GIVEN TASK:
Once the pictures are set aside, transcribe the remaining data exactly.

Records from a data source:
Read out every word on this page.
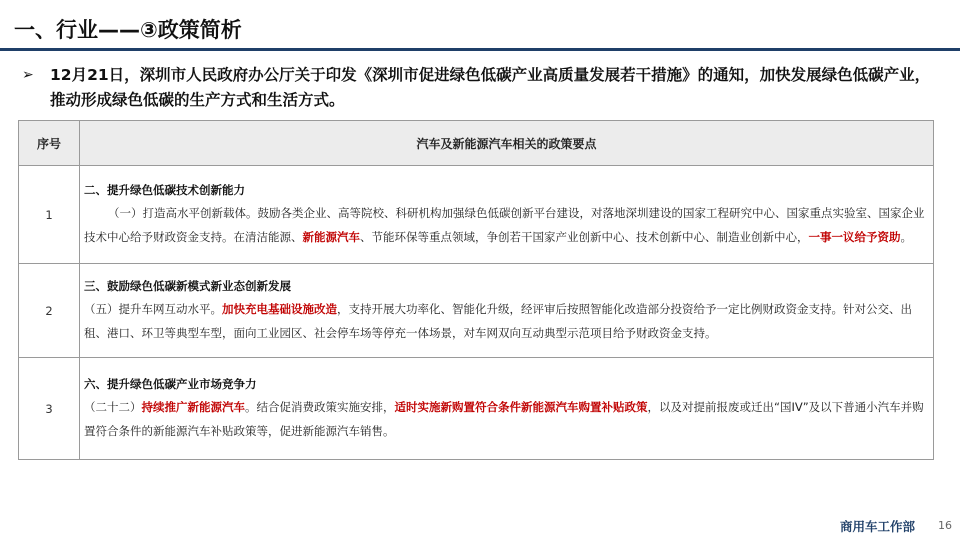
一、行业——③政策简析
➢ 12月21日，深圳市人民政府办公厅关于印发《深圳市促进绿色低碳产业高质量发展若干措施》的通知，加快发展绿色低碳产业，推动形成绿色低碳的生产方式和生活方式。
序号	汽车及新能源汽车相关的政策要点
1	二、提升绿色低碳技术创新能力
（一）打造高水平创新载体。鼓励各类企业、高等院校、科研机构加强绿色低碳创新平台建设，对落地深圳建设的国家工程研究中心、国家重点实验室、国家企业技术中心给予财政资金支持。在清洁能源、新能源汽车、节能环保等重点领域，争创若干国家产业创新中心、技术创新中心、制造业创新中心，一事一议给予资助。

2	三、鼓励绿色低碳新模式新业态创新发展
（五）提升车网互动水平。加快充电基础设施改造，支持开展大功率化、智能化升级，经评审后按照智能化改造部分投资给予一定比例财政资金支持。针对公交、出租、港口、环卫等典型车型，面向工业园区、社会停车场等停充一体场景，对车网双向互动典型示范项目给予财政资金支持。

3	六、提升绿色低碳产业市场竞争力
（二十二）持续推广新能源汽车。结合促消费政策实施安排，适时实施新购置符合条件新能源汽车购置补贴政策，以及对提前报废或迁出“国IV”及以下普通小汽车并购置符合条件的新能源汽车补贴政策等，促进新能源汽车销售。
商用车工作部 16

RESULT OF THE EXERCISE:
Read out every word on this page.
一、行业——③政策简析
➢ 12月21日，深圳市人民政府办公厅关于印发《深圳市促进绿色低碳产业高质量发展若干措施》的通知，加快发展绿色低碳产业，推动形成绿色低碳的生产方式和生活方式。
序号	汽车及新能源汽车相关的政策要点
1	二、提升绿色低碳技术创新能力
（一）打造高水平创新载体。鼓励各类企业、高等院校、科研机构加强绿色低碳创新平台建设，对落地深圳建设的国家工程研究中心、国家重点实验室、国家企业技术中心给予财政资金支持。在清洁能源、新能源汽车、节能环保等重点领域，争创若干国家产业创新中心、技术创新中心、制造业创新中心，一事一议给予资助。

2	三、鼓励绿色低碳新模式新业态创新发展
（五）提升车网互动水平。加快充电基础设施改造，支持开展大功率化、智能化升级，经评审后按照智能化改造部分投资给予一定比例财政资金支持。针对公交、出租、港口、环卫等典型车型，面向工业园区、社会停车场等停充一体场景，对车网双向互动典型示范项目给予财政资金支持。

3	六、提升绿色低碳产业市场竞争力
（二十二）持续推广新能源汽车。结合促消费政策实施安排，适时实施新购置符合条件新能源汽车购置补贴政策，以及对提前报废或迁出“国IV”及以下普通小汽车并购置符合条件的新能源汽车补贴政策等，促进新能源汽车销售。
商用车工作部 16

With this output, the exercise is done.